Description of the task: Each line that holds the word "date" should be returned.

Entries from a dataset:
<<<<
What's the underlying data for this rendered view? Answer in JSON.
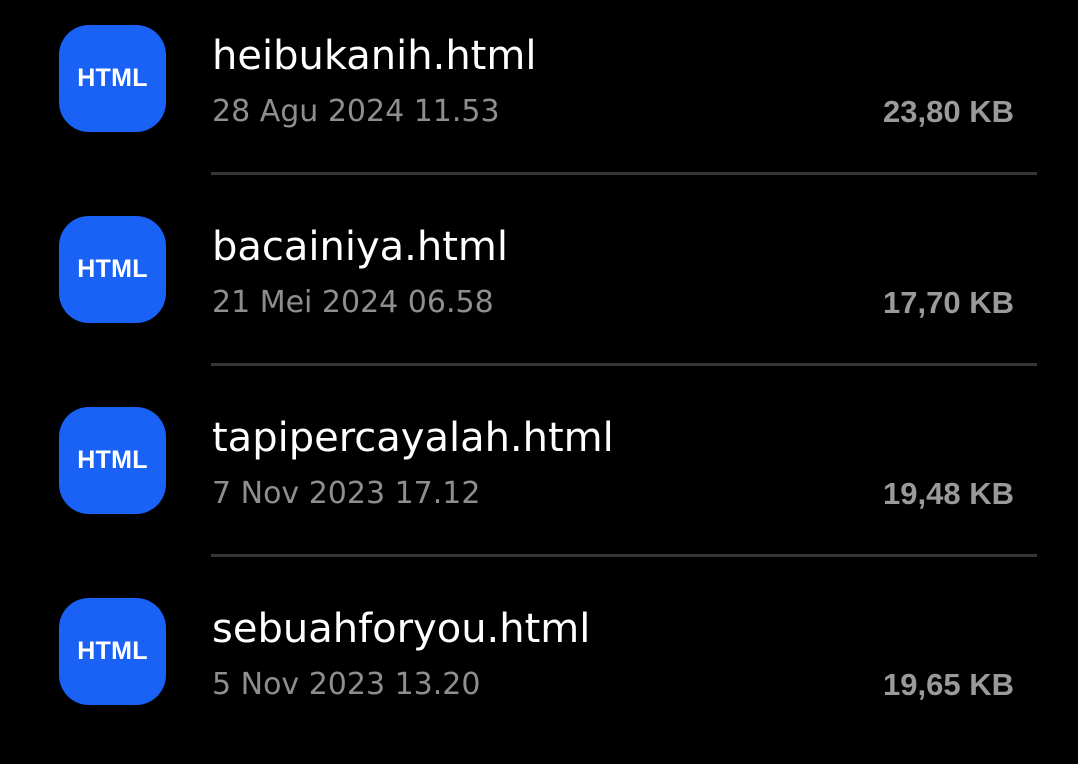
{
  "files": [
    {
      "icon": "html-file-icon",
      "icon_label": "HTML",
      "name": "heibukanih.html",
      "date": "28 Agu 2024 11.53",
      "size": "23,80 KB"
    },
    {
      "icon": "html-file-icon",
      "icon_label": "HTML",
      "name": "bacainiya.html",
      "date": "21 Mei 2024 06.58",
      "size": "17,70 KB"
    },
    {
      "icon": "html-file-icon",
      "icon_label": "HTML",
      "name": "tapipercayalah.html",
      "date": "7 Nov 2023 17.12",
      "size": "19,48 KB"
    },
    {
      "icon": "html-file-icon",
      "icon_label": "HTML",
      "name": "sebuahforyou.html",
      "date": "5 Nov 2023 13.20",
      "size": "19,65 KB"
    }
  ],
  "colors": {
    "background": "#000000",
    "icon_blue": "#1a62f5",
    "name_text": "#ffffff",
    "meta_text": "#8e8e8e",
    "divider": "#363636"
  }
}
>>>>
Answer below:
      "date": "28 Agu 2024 11.53",
      "date": "21 Mei 2024 06.58",
      "date": "7 Nov 2023 17.12",
      "date": "5 Nov 2023 13.20",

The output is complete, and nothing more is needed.